BEGIN Material for this task

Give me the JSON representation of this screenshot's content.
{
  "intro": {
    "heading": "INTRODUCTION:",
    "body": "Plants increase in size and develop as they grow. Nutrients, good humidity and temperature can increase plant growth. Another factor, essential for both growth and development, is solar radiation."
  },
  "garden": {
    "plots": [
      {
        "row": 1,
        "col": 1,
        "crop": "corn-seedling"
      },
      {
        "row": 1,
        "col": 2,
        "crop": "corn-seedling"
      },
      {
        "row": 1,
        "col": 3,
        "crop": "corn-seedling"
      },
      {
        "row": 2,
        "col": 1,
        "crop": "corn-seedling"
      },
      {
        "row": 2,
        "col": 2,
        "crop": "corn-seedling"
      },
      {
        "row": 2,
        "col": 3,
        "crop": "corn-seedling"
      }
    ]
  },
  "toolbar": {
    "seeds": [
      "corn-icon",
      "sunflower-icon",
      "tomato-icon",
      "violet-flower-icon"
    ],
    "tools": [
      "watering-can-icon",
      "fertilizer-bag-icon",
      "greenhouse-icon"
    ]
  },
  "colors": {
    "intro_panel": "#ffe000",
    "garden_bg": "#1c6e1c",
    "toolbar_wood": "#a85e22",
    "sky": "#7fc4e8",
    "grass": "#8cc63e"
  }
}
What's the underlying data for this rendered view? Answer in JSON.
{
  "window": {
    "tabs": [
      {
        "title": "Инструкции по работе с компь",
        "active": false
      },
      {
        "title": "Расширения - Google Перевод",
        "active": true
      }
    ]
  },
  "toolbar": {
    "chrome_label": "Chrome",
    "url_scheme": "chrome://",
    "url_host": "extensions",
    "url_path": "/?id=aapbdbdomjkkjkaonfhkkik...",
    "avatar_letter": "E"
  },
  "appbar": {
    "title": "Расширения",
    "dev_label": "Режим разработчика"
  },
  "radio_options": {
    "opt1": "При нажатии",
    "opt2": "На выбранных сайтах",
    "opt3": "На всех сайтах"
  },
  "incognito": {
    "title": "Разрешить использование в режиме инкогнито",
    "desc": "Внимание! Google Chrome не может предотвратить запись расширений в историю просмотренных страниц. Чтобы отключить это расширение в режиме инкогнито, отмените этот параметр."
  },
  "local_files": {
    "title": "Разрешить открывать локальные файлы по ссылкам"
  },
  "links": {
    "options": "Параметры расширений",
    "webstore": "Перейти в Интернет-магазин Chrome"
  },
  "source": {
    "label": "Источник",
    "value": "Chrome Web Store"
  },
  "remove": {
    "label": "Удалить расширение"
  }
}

END Material for this task

> _Set task_: Say only how many lines in the records carry the word "расширений".

> _Exercise answer_: 2